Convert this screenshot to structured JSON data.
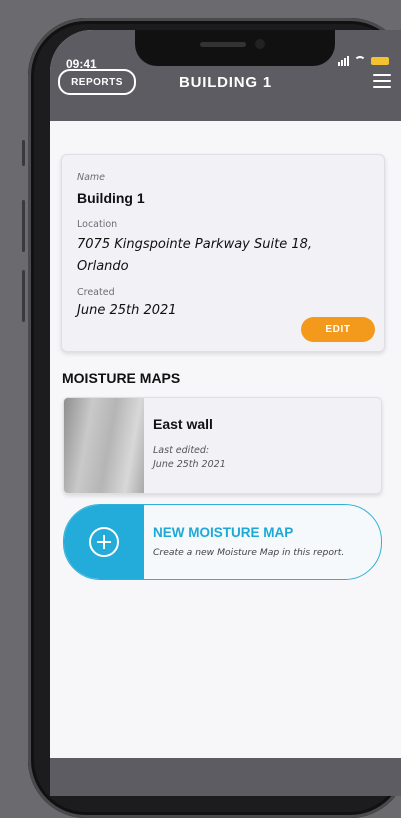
{
  "status": {
    "time": "09:41"
  },
  "header": {
    "reports_label": "REPORTS",
    "title": "BUILDING 1"
  },
  "info": {
    "name_label": "Name",
    "name_value": "Building 1",
    "location_label": "Location",
    "location_line1": "7075 Kingspointe Parkway Suite 18,",
    "location_line2": "Orlando",
    "created_label": "Created",
    "created_value": "June 25th 2021",
    "edit_label": "EDIT"
  },
  "moisture_maps": {
    "section_title": "MOISTURE MAPS",
    "items": [
      {
        "name": "East wall",
        "edited_label": "Last edited:",
        "edited_value": "June 25th 2021"
      }
    ],
    "new_title": "NEW MOISTURE MAP",
    "new_subtitle": "Create a new Moisture Map in this report."
  },
  "colors": {
    "header": "#5d5c63",
    "accent_orange": "#f39a1c",
    "accent_blue": "#23abd9",
    "battery": "#f2c230"
  },
  "icons": [
    "wifi-icon",
    "signal-icon",
    "battery-icon",
    "hamburger-menu-icon",
    "plus-circle-icon"
  ]
}
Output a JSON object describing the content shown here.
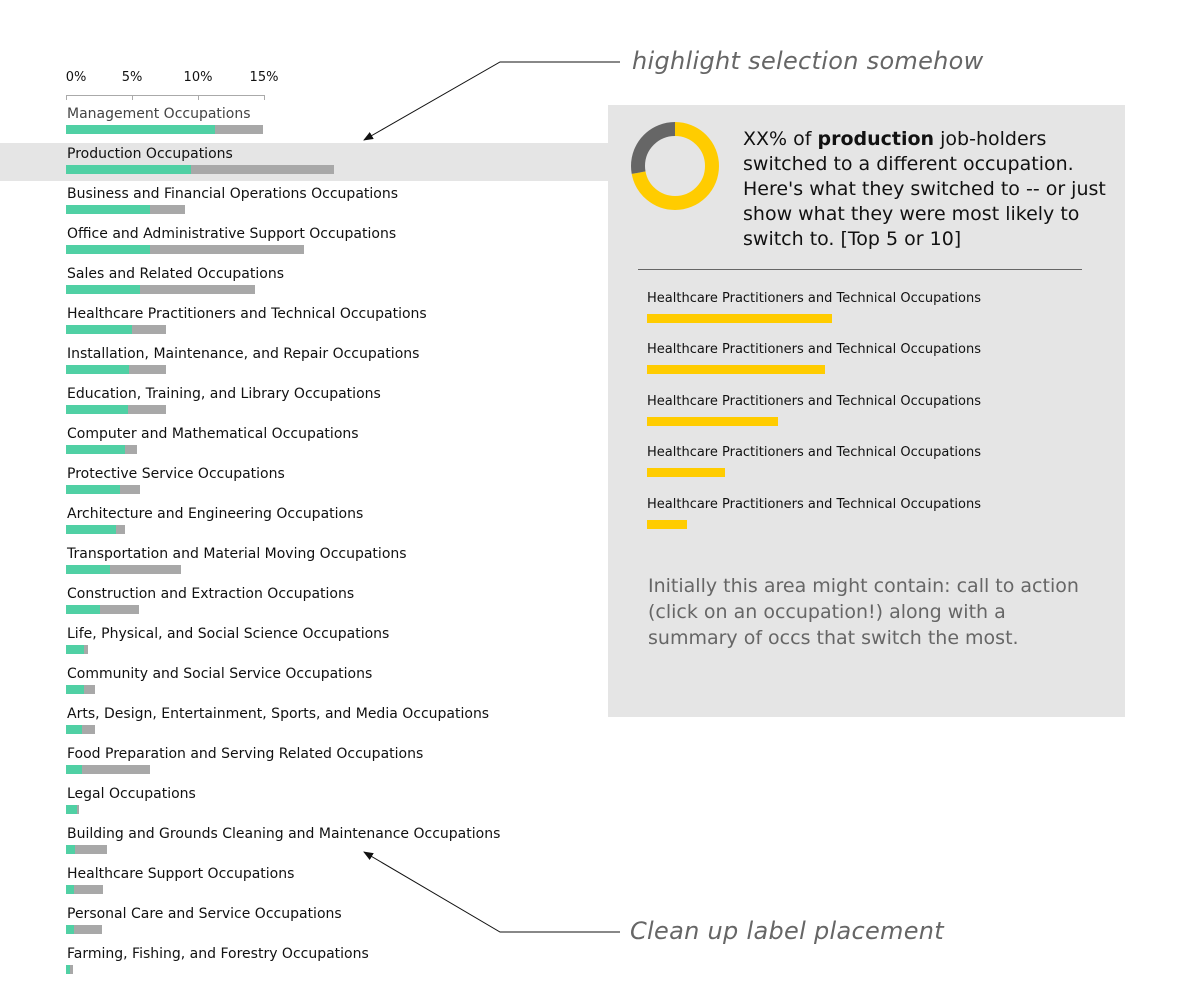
{
  "colors": {
    "series_a": "#50d0a4",
    "series_b": "#a8a8a8",
    "accent": "#ffcc00",
    "donut_rest": "#666666",
    "panel_bg": "#e5e5e5"
  },
  "chart_data": [
    {
      "type": "bar",
      "orientation": "horizontal-stacked",
      "x_ticks": [
        "0%",
        "5%",
        "10%",
        "15%"
      ],
      "xlim": [
        0,
        15
      ],
      "categories": [
        "Management Occupations",
        "Production Occupations",
        "Business and Financial Operations Occupations",
        "Office and Administrative Support Occupations",
        "Sales and Related Occupations",
        "Healthcare Practitioners and Technical Occupations",
        "Installation, Maintenance, and Repair Occupations",
        "Education, Training, and Library Occupations",
        "Computer and Mathematical Occupations",
        "Protective Service Occupations",
        "Architecture and Engineering Occupations",
        "Transportation and Material Moving Occupations",
        "Construction and Extraction Occupations",
        "Life, Physical, and Social Science Occupations",
        "Community and Social Service Occupations",
        "Arts, Design, Entertainment, Sports, and Media Occupations",
        "Food Preparation and Serving Related Occupations",
        "Legal Occupations",
        "Building and Grounds Cleaning and Maintenance Occupations",
        "Healthcare Support Occupations",
        "Personal Care and Service Occupations",
        "Farming, Fishing, and Forestry Occupations"
      ],
      "series": [
        {
          "values": [
            11.3,
            9.5,
            6.4,
            6.4,
            5.6,
            5.0,
            4.8,
            4.7,
            4.5,
            4.1,
            3.8,
            3.3,
            2.6,
            1.4,
            1.4,
            1.2,
            1.2,
            0.8,
            0.7,
            0.6,
            0.6,
            0.3
          ]
        },
        {
          "values": [
            3.6,
            10.8,
            2.6,
            11.6,
            8.7,
            2.6,
            2.8,
            2.9,
            0.9,
            1.5,
            0.7,
            5.4,
            2.9,
            0.3,
            0.8,
            1.0,
            5.2,
            0.2,
            2.4,
            2.2,
            2.1,
            0.2
          ]
        }
      ]
    },
    {
      "type": "pie",
      "style": "donut",
      "values": [
        72,
        28
      ]
    },
    {
      "type": "bar",
      "orientation": "horizontal",
      "categories": [
        "Healthcare Practitioners and Technical Occupations",
        "Healthcare Practitioners and Technical Occupations",
        "Healthcare Practitioners and Technical Occupations",
        "Healthcare Practitioners and Technical Occupations",
        "Healthcare Practitioners and Technical Occupations"
      ],
      "values": [
        185,
        178,
        131,
        78,
        40
      ]
    }
  ],
  "annotations": {
    "top": "highlight selection somehow",
    "bottom": "Clean up label placement"
  },
  "panel": {
    "summary_pre": "XX% of ",
    "summary_bold": "production",
    "summary_post": " job-holders switched to a different occupation. Here's what they switched to -- or just show what they were most likely to switch to. [Top 5 or 10]",
    "note": "Initially this area might contain: call to action (click on an occupation!) along with a summary of occs that switch the most."
  },
  "selected_index": 1
}
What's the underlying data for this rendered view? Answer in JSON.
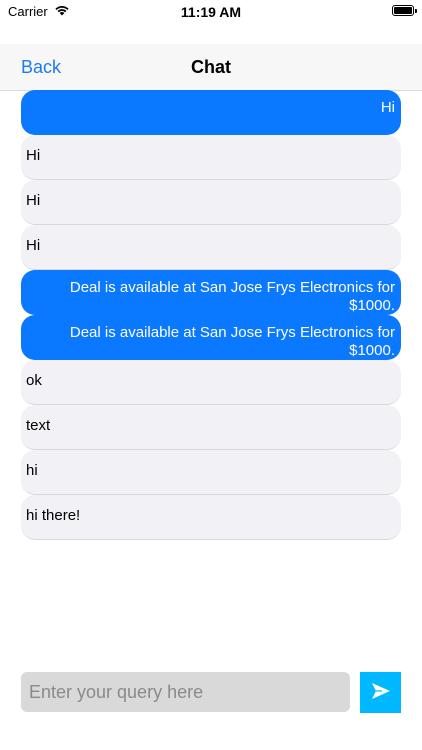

◆ **DIRECTIONS FOR THIS TASK**: Write the full listing out again with every line unchanged, but include no pictures.

◆ **RESPONSE TO THIS EXERCISE**:
Convert this screenshot to structured JSON data.
{
  "status": {
    "time": "09:41"
  },
  "header": {
    "reports_label": "REPORTS",
    "title": "BUILDING 1"
  },
  "info": {
    "name_label": "Name",
    "name_value": "Building 1",
    "location_label": "Location",
    "location_line1": "7075 Kingspointe Parkway Suite 18,",
    "location_line2": "Orlando",
    "created_label": "Created",
    "created_value": "June 25th 2021",
    "edit_label": "EDIT"
  },
  "moisture_maps": {
    "section_title": "MOISTURE MAPS",
    "items": [
      {
        "name": "East wall",
        "edited_label": "Last edited:",
        "edited_value": "June 25th 2021"
      }
    ],
    "new_title": "NEW MOISTURE MAP",
    "new_subtitle": "Create a new Moisture Map in this report."
  },
  "colors": {
    "header": "#5d5c63",
    "accent_orange": "#f39a1c",
    "accent_blue": "#23abd9",
    "battery": "#f2c230"
  },
  "icons": [
    "wifi-icon",
    "signal-icon",
    "battery-icon",
    "hamburger-menu-icon",
    "plus-circle-icon"
  ]
}
Output a JSON object describing the content shown here.
{
  "colors": {
    "series_a": "#50d0a4",
    "series_b": "#a8a8a8",
    "accent": "#ffcc00",
    "donut_rest": "#666666",
    "panel_bg": "#e5e5e5"
  },
  "chart_data": [
    {
      "type": "bar",
      "orientation": "horizontal-stacked",
      "x_ticks": [
        "0%",
        "5%",
        "10%",
        "15%"
      ],
      "xlim": [
        0,
        15
      ],
      "categories": [
        "Management Occupations",
        "Production Occupations",
        "Business and Financial Operations Occupations",
        "Office and Administrative Support Occupations",
        "Sales and Related Occupations",
        "Healthcare Practitioners and Technical Occupations",
        "Installation, Maintenance, and Repair Occupations",
        "Education, Training, and Library Occupations",
        "Computer and Mathematical Occupations",
        "Protective Service Occupations",
        "Architecture and Engineering Occupations",
        "Transportation and Material Moving Occupations",
        "Construction and Extraction Occupations",
        "Life, Physical, and Social Science Occupations",
        "Community and Social Service Occupations",
        "Arts, Design, Entertainment, Sports, and Media Occupations",
        "Food Preparation and Serving Related Occupations",
        "Legal Occupations",
        "Building and Grounds Cleaning and Maintenance Occupations",
        "Healthcare Support Occupations",
        "Personal Care and Service Occupations",
        "Farming, Fishing, and Forestry Occupations"
      ],
      "series": [
        {
          "values": [
            11.3,
            9.5,
            6.4,
            6.4,
            5.6,
            5.0,
            4.8,
            4.7,
            4.5,
            4.1,
            3.8,
            3.3,
            2.6,
            1.4,
            1.4,
            1.2,
            1.2,
            0.8,
            0.7,
            0.6,
            0.6,
            0.3
          ]
        },
        {
          "values": [
            3.6,
            10.8,
            2.6,
            11.6,
            8.7,
            2.6,
            2.8,
            2.9,
            0.9,
            1.5,
            0.7,
            5.4,
            2.9,
            0.3,
            0.8,
            1.0,
            5.2,
            0.2,
            2.4,
            2.2,
            2.1,
            0.2
          ]
        }
      ]
    },
    {
      "type": "pie",
      "style": "donut",
      "values": [
        72,
        28
      ]
    },
    {
      "type": "bar",
      "orientation": "horizontal",
      "categories": [
        "Healthcare Practitioners and Technical Occupations",
        "Healthcare Practitioners and Technical Occupations",
        "Healthcare Practitioners and Technical Occupations",
        "Healthcare Practitioners and Technical Occupations",
        "Healthcare Practitioners and Technical Occupations"
      ],
      "values": [
        185,
        178,
        131,
        78,
        40
      ]
    }
  ],
  "annotations": {
    "top": "highlight selection somehow",
    "bottom": "Clean up label placement"
  },
  "panel": {
    "summary_pre": "XX% of ",
    "summary_bold": "production",
    "summary_post": " job-holders switched to a different occupation. Here's what they switched to -- or just show what they were most likely to switch to. [Top 5 or 10]",
    "note": "Initially this area might contain: call to action (click on an occupation!) along with a summary of occs that switch the most."
  },
  "selected_index": 1
}
What's the underlying data for this rendered view? Answer in JSON.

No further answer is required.